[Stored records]
# # # #
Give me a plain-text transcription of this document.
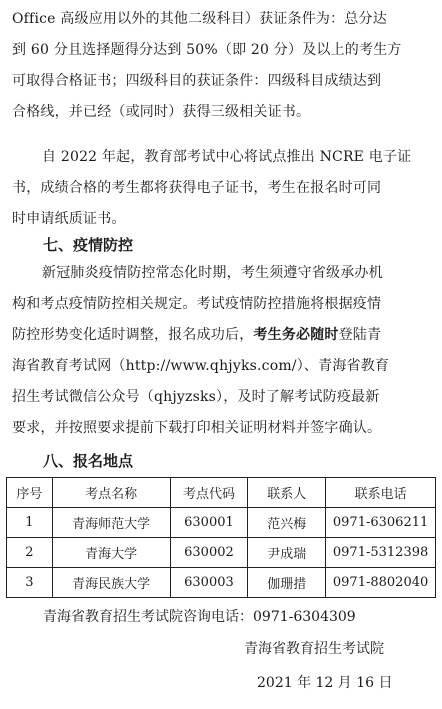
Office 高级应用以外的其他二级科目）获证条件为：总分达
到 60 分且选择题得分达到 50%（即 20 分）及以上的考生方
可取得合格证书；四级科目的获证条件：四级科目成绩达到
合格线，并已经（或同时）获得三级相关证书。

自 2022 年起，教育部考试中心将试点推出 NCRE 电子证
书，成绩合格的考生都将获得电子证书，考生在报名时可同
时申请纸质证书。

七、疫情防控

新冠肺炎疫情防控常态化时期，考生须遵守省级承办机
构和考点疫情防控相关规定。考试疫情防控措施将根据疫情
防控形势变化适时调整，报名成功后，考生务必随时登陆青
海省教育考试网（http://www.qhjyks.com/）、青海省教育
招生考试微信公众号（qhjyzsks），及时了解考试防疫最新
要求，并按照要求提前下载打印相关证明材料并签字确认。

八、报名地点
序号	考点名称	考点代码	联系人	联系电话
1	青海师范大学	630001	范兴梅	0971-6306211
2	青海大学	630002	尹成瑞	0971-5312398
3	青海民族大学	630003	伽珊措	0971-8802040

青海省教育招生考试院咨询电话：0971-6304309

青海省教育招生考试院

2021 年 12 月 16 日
# # # #
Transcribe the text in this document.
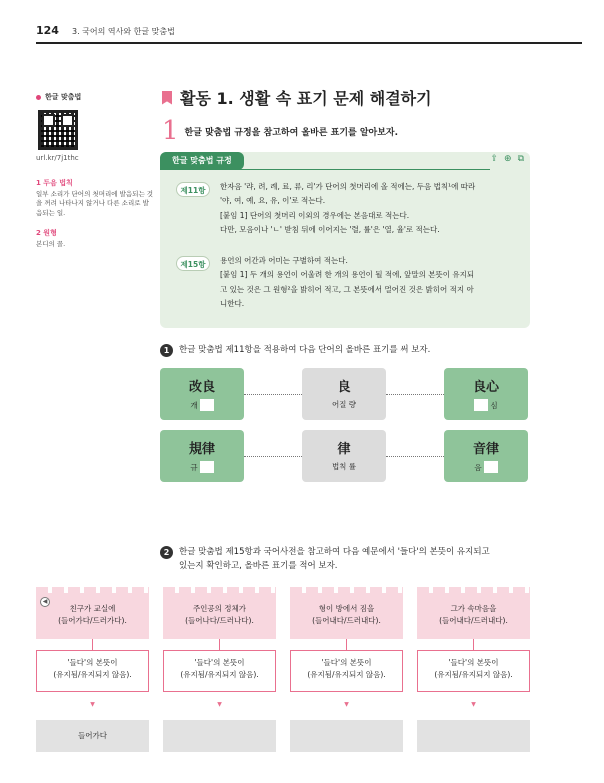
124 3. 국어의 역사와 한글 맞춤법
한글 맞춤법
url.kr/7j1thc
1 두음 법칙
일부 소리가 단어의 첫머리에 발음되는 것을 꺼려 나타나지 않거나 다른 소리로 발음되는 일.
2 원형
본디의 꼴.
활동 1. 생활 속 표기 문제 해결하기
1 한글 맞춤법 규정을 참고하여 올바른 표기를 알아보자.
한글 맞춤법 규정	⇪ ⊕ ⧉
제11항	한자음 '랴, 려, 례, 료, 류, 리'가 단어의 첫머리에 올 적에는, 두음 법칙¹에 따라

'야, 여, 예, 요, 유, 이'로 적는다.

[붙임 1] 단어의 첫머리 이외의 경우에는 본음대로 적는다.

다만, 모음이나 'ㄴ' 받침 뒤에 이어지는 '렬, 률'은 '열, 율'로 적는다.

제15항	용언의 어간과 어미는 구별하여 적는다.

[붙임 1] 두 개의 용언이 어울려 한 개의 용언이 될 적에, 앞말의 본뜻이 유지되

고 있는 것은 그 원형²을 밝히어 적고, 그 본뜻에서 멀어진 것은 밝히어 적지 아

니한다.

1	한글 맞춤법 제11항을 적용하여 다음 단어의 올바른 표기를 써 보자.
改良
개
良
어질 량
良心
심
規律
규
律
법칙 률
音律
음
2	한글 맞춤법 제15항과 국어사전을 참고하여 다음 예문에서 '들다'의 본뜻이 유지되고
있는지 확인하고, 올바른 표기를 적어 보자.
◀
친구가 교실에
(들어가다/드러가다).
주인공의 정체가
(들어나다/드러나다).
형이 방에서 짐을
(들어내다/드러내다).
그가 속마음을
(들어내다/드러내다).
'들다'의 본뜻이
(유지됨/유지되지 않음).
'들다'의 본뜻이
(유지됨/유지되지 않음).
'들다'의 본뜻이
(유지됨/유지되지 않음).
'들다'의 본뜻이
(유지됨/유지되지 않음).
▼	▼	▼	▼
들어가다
# # # #
• Instruction: Copy out every line of the listing that contains the string "this".

• Task result:
Give me a plain-text transcription of this document.
Transcribe the text in this document.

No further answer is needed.